Texto de origem>
►

Grupo Sada inaugura a primeira recicladora integrada do Brasil da Igar
Automotive Business -
Fábrica em MG tem operação integrada, da descontaminação à trituração; Stellantis e ArcelorMittal são primeiras parceiras
O Grupo Sada inaugurou nesta quarta-feira, 25, a primeira recicladora integrada do Brasil da Igar (Igarapé Reciclagem), com capacidade para processar 300 mil veículos por ano. A unidade está localizada em Igarapé (MG) e tem operação completa, da descontaminação à trituração.
Com investimento de R$ 200 milhões, a fábrica tem 80 mil m², com capacidade para processar 500 carros por dia, além de 100 a 120 toneladas de sucata por hora.
A operação está em fase inicial e prevê reciclar 50 mil veículos em 2026, vindos de seguradoras e montadoras parceiras, como a Stellantis.
Os veículos recebidos no pátio passam pelo processo de descontaminação, com retirada de bateria, vidros e drenagem de fluidos (água do radiador, óleos do motor, câmbio, freio e amortecedor, além do combustível). Depois são desmontados e triturados.

◄

Objetivo do exercício> Copie o trecho da notícia sobre a recicladora que começa em "Com investimento de" e termina em "como a Stellantis.", trocando "fábrica" por "planta".

Dados para revisão>
►

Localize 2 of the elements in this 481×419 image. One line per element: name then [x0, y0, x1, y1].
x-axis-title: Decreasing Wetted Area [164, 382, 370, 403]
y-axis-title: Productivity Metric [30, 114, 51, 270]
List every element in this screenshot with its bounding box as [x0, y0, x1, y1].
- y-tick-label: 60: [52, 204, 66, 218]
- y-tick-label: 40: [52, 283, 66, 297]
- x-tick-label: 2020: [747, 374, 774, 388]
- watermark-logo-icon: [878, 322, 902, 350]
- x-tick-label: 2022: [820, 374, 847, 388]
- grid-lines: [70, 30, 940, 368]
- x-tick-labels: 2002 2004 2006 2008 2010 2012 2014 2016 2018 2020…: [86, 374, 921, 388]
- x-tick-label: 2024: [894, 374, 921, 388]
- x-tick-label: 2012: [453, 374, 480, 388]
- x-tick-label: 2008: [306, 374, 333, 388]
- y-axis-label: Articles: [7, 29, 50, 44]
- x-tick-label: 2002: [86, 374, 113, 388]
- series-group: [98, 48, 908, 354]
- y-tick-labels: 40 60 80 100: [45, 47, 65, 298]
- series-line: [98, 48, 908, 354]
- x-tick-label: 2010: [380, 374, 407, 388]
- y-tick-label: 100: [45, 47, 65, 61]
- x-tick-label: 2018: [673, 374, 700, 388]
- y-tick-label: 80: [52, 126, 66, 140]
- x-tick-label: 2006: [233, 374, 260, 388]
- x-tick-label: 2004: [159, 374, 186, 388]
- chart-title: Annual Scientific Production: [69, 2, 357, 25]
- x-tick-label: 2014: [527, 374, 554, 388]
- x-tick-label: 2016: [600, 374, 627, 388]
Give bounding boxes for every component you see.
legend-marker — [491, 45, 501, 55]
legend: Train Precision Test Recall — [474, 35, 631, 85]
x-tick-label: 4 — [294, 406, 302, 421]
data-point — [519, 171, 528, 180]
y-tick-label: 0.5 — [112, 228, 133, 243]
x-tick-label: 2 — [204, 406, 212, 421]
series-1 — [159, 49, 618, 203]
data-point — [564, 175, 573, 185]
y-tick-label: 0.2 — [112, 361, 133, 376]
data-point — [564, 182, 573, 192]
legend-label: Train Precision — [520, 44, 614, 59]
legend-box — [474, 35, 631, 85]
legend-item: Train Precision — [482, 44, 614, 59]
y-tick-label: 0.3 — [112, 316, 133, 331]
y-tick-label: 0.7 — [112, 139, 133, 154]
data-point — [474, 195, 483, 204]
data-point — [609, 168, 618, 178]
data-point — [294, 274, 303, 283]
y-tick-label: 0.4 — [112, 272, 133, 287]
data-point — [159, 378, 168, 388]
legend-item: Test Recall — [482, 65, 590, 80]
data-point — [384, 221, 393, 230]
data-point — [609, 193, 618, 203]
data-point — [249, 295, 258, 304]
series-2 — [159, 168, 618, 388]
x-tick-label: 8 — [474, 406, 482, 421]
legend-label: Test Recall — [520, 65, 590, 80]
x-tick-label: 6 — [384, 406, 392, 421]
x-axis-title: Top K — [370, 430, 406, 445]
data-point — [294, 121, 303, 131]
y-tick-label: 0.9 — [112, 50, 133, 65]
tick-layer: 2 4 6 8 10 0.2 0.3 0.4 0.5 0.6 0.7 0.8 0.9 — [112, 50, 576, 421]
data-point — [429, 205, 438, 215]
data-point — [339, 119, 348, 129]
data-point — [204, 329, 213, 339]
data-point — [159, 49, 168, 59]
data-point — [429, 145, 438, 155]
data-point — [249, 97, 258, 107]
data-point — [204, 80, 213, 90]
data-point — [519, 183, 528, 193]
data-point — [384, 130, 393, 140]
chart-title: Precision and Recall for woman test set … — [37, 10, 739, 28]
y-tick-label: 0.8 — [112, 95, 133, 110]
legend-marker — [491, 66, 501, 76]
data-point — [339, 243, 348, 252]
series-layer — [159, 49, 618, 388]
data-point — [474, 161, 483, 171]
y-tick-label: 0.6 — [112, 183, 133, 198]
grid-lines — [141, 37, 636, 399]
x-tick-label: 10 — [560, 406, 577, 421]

◄

Resposta final>
Com investimento de R$ 200 milhões, a planta tem 80 mil m², com capacidade para processar 500 carros por dia, além de 100 a 120 toneladas de sucata por hora.
A operação está em fase inicial e prevê reciclar 50 mil veículos em 2026, vindos de seguradoras e montadoras parceiras, como a Stellantis.